QUOTED PASSAGE below:

Thanks for the feedback.

Well, rio.e({command: "r"}); is wrong. It is like you are executing on R console:

> r
Error: object 'r' not found

README contains the documentation about the APIs.

For instance, you may give a look at the example 11, in examples folder, or the other examples involving an R script: it shows how to execute a script passing any data you want to the script and the script may returns any data you want.

The data object is the payload.

On js side:

rio.e({
    filename: path.join(__dirname, "ex11.R"),
    entrypoint: "run",
    data: {
        hello: escape("Hello 'world'!")
    },
    callback: displayResponse
});

On R side:

run <- function(jsonObj) {
    o = fromJSON(jsonObj)

    toJSON(o)
}
davepadrino commented 7 years ago

Hello again, thanks for the quick answer,

What i'm trying to do with rio.e({command: "r"}); is just print the value of the 'r' variable received through the js function, in R you can print any variable just calling it.

I already tried the ex11 but the __dirname is the route of the Rserve direction as i mentioned in my previous comment. All i'm trying to do is to pass an absolute local route like "/usr/local" where is supposed to be my .R file.

Something like

rio.e({
    filename: path.join("/home/<user>/Desktop/example/ex11.R"),
    entrypoint: "run",
    data: {
        hello: escape("Hello 'world'!")
    },
    callback: displayResponse
});

but instead of passing the absolute route (it works for me like that), i like to receive it as a parameter in the js function that calls the rio.e code

albertosantini commented 7 years ago

If you need to pass any data to Rserve instance, use data payload: inside the R script you need to deserialize that string with a JSON parser (for instance, with RJSONIO).

If I understood correctly the issue, I think there is a misunderstanding with RJSONIO. Indeed if you try in R console:

> require(RJSONIO)
> 
> foo <- function(jsonObj) {
+     o = fromJSON(jsonObj)
+ 
+     print(o$route)
+ 
+     res <- list()
+     res$route <- "ok"
+ 
+     toJSON(res)
+ }
> 
> foo('{"route":"/this/is/myroute"}')

End of QUOTED PASSAGE.
SUPPLIED ENTRIES below:

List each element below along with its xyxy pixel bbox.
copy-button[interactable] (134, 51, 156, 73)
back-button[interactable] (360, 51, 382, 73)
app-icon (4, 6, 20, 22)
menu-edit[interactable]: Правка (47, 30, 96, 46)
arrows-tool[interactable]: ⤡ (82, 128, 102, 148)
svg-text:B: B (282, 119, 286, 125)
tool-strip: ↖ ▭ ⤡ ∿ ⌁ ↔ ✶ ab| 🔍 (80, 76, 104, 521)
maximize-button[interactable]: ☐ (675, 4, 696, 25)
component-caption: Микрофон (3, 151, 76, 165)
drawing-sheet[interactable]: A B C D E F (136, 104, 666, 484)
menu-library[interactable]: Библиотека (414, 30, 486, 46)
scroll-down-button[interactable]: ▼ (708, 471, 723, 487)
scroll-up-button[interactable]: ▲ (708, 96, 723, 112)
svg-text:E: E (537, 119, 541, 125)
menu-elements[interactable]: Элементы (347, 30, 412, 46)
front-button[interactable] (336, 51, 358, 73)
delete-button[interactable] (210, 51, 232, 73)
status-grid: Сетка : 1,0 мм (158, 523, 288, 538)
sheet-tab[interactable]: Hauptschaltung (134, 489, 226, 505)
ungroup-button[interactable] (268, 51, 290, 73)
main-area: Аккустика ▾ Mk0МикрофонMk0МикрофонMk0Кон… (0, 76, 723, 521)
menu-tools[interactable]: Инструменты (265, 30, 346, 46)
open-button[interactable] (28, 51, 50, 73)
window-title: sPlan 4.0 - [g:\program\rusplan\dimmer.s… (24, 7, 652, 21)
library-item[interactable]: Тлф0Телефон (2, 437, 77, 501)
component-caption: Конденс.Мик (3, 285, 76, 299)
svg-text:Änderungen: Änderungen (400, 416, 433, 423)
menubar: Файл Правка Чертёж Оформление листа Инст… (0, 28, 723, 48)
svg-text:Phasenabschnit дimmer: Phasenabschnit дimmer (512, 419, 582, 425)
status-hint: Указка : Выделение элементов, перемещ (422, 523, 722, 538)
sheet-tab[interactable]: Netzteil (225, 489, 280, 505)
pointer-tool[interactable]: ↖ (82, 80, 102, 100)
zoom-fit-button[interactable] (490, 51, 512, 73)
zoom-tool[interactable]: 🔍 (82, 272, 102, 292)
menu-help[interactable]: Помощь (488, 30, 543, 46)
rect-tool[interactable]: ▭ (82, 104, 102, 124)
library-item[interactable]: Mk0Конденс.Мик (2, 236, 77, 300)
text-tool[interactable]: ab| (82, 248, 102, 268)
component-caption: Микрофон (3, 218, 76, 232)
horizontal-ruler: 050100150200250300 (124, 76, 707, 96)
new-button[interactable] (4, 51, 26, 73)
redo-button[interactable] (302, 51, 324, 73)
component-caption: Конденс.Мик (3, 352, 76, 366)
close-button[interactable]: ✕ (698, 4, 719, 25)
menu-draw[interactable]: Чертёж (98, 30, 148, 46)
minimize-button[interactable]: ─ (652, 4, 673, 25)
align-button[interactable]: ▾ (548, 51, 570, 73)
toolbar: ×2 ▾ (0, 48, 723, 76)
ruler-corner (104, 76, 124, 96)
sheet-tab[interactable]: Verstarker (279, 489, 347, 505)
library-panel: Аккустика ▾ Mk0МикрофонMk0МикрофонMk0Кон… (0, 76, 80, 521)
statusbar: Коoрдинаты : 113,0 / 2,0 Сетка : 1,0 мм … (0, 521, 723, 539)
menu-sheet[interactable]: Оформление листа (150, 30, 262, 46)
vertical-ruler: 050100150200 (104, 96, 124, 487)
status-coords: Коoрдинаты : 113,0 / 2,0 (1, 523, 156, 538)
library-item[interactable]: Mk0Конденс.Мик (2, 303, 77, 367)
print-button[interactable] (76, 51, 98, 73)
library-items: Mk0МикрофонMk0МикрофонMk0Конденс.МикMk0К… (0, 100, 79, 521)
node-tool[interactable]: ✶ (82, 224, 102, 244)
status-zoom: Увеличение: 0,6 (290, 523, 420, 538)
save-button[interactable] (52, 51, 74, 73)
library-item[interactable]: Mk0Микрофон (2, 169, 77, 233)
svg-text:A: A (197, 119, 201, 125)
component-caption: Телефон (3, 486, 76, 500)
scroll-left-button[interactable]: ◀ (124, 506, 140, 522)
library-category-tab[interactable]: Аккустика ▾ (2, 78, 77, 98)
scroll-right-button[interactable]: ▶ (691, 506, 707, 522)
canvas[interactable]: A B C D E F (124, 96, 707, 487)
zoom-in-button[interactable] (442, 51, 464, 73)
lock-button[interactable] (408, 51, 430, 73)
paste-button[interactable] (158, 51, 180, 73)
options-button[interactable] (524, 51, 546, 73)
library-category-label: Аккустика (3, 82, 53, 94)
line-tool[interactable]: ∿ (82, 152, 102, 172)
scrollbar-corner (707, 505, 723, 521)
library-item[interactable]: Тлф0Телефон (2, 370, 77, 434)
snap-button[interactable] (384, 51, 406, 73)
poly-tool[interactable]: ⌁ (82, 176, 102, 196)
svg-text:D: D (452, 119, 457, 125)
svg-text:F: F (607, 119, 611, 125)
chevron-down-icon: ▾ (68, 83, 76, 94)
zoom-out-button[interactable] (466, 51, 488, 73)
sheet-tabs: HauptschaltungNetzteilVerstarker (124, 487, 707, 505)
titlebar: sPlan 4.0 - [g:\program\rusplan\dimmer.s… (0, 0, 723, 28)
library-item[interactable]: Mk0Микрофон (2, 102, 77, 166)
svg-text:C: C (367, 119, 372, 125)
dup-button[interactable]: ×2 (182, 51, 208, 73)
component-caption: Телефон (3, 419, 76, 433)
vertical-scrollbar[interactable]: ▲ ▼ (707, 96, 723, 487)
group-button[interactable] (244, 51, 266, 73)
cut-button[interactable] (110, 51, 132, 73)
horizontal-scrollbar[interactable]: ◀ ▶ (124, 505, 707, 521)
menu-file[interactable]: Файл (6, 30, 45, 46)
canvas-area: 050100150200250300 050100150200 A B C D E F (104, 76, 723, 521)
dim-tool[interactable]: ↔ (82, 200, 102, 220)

End of SUPPLIED ENTRIES.

* DESCRIPTION OF THE TASK:
Answer these questions about the comment thread on rio.e:
1. Which example in the examples folder does the comment thread point to?
2. What absolute route does davepadrino give as an example of where the .R file is supposed to be?
3. Which JSON parser does the comment thread name for deserializing the data string inside the R script?

* SOLUTION TO THIS PROBLEM:
1. Example 11
2. "/usr/local"
3. RJSONIO